→ Text segment
Do you see what I see? The Child, the Child…

do you see what I seeAccording to NAEP (and its most honest state counterparts), MOST of our children are chronically improficient in the skills most vitally important to success in school (reading, math, writing).  (If you don’t agree with these assessments discount “most” to whatever percentage of children you do think are chronically improficient)

It’s not their fault.

What we call their improficiencies are ours. Proficiency stats are mirrors that say more about our proficiency in stewarding their learning than they say about their capacity for learning.

Most of the children who chronically struggle with learning these critical skills began the process of learning them without having sufficiently developed the sub-process proficiencies that learning them depends on. All higher-order skills depend on lower-order processes (e.g. attention span, working memory, linguistic differentiation, processing speed, emotional stability and resilience…). If the lower-order processes are inadequate at supporting the higher-order skill learning that depends upon them, learning those higher-order skills becomes significantly more difficult.

The reasons for such sub process improficiencies are many. Some children have innate wiring differences that make learning these skills harder; some didn’t receive sufficient stimulation during their sensitive slopes of development; some developed unhealthy emotional behaviors that interfere with focus; some grew up in impoverished family language environments; some have chronic health issues including poor nutrition; and most have received, and are receiving, instruction (dysteachia) that fails to adaptively bridge these ‘readiness’ issues with instruction and that engenders maladaptive cognitive strategies.

None of these issues are the child’s fault.

If ‘brain plasticity’ means anything, it means that just about any child could learn just about anything – including these key skills – if who or what they were learning from could create the right conditions and steward them through an adaptively differentiated pathway that responds to their real-time learning needs. It’s not easy to do this – to instructionally compensate for all the variations in lower-order proficiencies that affect higher-order skill learning – but let’s be clear: it is our failure to do so that underlies why most of our children are chronically improficient at these skills.

→ Records for processing
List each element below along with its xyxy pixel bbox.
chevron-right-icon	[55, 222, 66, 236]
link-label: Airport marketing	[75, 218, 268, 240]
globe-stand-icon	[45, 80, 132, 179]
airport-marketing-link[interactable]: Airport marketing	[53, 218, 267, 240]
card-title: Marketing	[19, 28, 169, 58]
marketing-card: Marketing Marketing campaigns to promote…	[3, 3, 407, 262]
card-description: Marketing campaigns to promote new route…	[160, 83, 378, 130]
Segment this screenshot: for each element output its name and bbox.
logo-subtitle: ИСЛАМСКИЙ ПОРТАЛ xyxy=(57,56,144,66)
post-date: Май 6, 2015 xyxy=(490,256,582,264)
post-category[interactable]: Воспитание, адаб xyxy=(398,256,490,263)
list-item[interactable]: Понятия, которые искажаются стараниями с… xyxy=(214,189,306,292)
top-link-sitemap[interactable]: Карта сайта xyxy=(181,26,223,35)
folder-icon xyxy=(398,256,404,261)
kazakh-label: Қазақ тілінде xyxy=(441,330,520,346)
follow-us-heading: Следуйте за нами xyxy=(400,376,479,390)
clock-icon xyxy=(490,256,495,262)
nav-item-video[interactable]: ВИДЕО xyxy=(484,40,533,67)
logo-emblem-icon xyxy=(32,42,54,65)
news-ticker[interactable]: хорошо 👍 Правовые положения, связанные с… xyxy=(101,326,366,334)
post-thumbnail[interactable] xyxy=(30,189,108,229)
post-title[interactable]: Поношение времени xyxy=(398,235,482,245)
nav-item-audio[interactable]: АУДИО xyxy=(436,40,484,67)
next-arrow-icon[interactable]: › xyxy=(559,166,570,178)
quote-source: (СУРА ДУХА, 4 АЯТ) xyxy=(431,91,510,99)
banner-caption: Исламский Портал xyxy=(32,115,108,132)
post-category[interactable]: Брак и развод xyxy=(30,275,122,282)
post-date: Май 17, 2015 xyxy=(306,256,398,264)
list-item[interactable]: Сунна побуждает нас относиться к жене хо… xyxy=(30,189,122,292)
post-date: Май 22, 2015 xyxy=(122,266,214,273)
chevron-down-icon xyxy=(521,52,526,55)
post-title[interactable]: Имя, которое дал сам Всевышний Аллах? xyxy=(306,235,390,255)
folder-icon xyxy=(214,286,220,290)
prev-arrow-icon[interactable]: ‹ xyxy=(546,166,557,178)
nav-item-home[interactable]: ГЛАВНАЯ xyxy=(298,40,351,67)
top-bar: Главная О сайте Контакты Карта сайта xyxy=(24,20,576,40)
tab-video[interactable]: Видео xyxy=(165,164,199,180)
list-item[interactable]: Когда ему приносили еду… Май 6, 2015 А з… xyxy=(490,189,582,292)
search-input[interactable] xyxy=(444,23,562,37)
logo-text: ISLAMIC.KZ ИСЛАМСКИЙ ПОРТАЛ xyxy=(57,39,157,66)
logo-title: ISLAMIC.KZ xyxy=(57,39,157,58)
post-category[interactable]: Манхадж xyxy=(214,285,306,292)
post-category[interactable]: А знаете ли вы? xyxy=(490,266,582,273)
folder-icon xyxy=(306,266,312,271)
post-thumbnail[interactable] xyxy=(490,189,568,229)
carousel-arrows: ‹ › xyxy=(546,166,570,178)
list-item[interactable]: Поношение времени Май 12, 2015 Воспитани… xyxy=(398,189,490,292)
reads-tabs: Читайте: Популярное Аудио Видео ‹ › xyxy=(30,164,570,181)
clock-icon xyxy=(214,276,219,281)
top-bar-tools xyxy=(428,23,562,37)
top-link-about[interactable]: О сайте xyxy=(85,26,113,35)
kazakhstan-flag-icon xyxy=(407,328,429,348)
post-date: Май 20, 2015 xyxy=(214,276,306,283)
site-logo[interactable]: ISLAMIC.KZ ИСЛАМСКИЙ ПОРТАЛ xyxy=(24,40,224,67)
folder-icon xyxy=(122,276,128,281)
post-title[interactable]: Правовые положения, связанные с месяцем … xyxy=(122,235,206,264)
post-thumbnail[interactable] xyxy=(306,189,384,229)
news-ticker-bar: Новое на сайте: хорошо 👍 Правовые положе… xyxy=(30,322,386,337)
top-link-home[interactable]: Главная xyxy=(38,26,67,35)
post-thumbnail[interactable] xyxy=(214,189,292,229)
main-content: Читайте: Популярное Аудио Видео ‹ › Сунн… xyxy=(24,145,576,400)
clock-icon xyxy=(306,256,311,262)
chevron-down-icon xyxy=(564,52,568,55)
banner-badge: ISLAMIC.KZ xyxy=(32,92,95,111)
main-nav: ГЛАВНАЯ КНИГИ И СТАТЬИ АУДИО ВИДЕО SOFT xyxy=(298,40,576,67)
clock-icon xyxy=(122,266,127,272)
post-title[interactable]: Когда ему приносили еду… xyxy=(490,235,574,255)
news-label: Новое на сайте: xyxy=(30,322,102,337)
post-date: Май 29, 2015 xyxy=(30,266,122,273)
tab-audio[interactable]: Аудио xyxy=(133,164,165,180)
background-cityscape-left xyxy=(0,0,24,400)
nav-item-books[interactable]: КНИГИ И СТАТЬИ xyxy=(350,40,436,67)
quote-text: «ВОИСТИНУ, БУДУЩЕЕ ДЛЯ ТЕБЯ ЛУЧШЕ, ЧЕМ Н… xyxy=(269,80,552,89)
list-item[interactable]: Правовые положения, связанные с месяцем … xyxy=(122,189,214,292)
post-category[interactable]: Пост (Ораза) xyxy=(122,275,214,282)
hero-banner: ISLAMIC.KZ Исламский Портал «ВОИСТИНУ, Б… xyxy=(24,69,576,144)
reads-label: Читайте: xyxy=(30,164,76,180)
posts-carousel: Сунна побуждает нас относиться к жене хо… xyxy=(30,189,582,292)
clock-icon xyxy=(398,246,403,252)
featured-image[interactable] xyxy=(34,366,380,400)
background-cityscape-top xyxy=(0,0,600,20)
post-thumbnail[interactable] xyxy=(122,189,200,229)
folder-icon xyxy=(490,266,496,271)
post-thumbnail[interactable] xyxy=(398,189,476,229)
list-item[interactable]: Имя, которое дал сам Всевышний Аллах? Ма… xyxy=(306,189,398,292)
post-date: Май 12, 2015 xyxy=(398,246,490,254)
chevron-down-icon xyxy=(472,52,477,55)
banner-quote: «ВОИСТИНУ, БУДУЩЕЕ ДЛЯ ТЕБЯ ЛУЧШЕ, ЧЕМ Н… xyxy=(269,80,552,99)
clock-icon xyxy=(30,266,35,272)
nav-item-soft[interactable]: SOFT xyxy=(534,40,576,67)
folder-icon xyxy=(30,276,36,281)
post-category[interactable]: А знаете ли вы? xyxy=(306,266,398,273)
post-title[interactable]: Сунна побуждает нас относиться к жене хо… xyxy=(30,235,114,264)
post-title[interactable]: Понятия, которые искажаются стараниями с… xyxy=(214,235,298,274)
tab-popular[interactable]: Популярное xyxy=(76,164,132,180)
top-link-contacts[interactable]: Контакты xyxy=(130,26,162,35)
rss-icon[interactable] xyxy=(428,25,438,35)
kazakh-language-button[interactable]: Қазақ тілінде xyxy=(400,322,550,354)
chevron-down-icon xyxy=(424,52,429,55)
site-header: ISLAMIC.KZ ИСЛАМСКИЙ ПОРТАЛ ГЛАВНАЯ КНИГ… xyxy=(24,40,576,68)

→ Set exercise 1
Reproduce the essay on student proficiency word for word, everything from "It’s not their" down to "significantly more difficult.".
→ Set exercise 2
Transcribe the records verbatim, everything from their first line down to the line containing "folder-icon xyxy=(398,256,404,261)", with both ends included.
The essay on student proficiency and the records are unrelated.

→ Complete answer 1
It’s not their fault.

What we call their improficiencies are ours. Proficiency stats are mirrors that say more about our proficiency in stewarding their learning than they say about their capacity for learning.

Most of the children who chronically struggle with learning these critical skills began the process of learning them without having sufficiently developed the sub-process proficiencies that learning them depends on. All higher-order skills depend on lower-order processes (e.g. attention span, working memory, linguistic differentiation, processing speed, emotional stability and resilience…). If the lower-order processes are inadequate at supporting the higher-order skill learning that depends upon them, learning those higher-order skills becomes significantly more difficult.

→ Complete answer 2
List each element below along with its xyxy pixel bbox.
chevron-right-icon	[55, 222, 66, 236]
link-label: Airport marketing	[75, 218, 268, 240]
globe-stand-icon	[45, 80, 132, 179]
airport-marketing-link[interactable]: Airport marketing	[53, 218, 267, 240]
card-title: Marketing	[19, 28, 169, 58]
marketing-card: Marketing Marketing campaigns to promote…	[3, 3, 407, 262]
card-description: Marketing campaigns to promote new route…	[160, 83, 378, 130]
Segment this screenshot: for each element output its name and bbox.
logo-subtitle: ИСЛАМСКИЙ ПОРТАЛ xyxy=(57,56,144,66)
post-date: Май 6, 2015 xyxy=(490,256,582,264)
post-category[interactable]: Воспитание, адаб xyxy=(398,256,490,263)
list-item[interactable]: Понятия, которые искажаются стараниями с… xyxy=(214,189,306,292)
top-link-sitemap[interactable]: Карта сайта xyxy=(181,26,223,35)
folder-icon xyxy=(398,256,404,261)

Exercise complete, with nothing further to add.